INSTRUCTIONS FOR THE TASK: Report how many lines below contain the word "this", and give only that number.

TASK INPUT:
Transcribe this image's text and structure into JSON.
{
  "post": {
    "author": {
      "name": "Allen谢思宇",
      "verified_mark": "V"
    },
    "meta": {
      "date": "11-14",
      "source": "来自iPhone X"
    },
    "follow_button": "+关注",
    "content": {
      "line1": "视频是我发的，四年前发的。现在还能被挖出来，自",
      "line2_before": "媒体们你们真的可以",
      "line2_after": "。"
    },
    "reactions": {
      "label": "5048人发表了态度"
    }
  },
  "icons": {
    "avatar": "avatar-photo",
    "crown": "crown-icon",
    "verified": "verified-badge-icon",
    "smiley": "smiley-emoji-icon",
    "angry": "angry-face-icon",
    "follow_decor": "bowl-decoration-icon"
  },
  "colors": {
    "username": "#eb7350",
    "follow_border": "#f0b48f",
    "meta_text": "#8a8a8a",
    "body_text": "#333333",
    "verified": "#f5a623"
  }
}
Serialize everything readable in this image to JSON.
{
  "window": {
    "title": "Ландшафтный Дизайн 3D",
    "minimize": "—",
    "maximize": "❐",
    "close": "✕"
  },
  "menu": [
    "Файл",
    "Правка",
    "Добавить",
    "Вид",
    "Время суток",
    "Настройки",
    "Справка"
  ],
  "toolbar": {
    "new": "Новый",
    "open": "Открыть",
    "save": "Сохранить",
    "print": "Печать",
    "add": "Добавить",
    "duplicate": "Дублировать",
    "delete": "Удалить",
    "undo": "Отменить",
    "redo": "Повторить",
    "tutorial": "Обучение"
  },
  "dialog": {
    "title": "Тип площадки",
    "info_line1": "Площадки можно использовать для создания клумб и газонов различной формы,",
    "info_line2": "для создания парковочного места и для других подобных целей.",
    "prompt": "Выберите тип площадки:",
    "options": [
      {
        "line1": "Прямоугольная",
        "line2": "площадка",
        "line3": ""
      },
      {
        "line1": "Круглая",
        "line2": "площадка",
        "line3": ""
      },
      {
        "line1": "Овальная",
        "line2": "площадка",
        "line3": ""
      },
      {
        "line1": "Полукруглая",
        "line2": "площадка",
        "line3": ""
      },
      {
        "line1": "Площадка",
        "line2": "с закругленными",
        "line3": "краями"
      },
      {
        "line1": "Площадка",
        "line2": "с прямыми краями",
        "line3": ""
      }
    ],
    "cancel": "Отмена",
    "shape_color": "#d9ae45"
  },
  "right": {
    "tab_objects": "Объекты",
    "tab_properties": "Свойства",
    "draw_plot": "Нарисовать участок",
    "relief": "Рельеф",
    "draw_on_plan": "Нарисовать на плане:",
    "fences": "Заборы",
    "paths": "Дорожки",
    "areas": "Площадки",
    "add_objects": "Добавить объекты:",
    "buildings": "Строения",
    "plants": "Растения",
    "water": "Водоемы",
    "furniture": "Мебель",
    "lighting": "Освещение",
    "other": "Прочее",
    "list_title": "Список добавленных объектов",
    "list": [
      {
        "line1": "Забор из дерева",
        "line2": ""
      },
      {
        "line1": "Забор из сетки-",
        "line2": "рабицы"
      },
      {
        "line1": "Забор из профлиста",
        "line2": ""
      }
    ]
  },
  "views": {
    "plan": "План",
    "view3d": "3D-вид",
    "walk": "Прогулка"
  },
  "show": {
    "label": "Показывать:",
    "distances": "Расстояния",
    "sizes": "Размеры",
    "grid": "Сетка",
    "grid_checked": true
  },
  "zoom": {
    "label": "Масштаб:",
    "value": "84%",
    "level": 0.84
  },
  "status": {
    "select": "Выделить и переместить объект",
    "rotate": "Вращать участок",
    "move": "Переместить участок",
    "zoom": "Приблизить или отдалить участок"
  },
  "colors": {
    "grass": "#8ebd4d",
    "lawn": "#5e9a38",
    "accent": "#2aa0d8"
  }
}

EXERCISE ANSWER: 2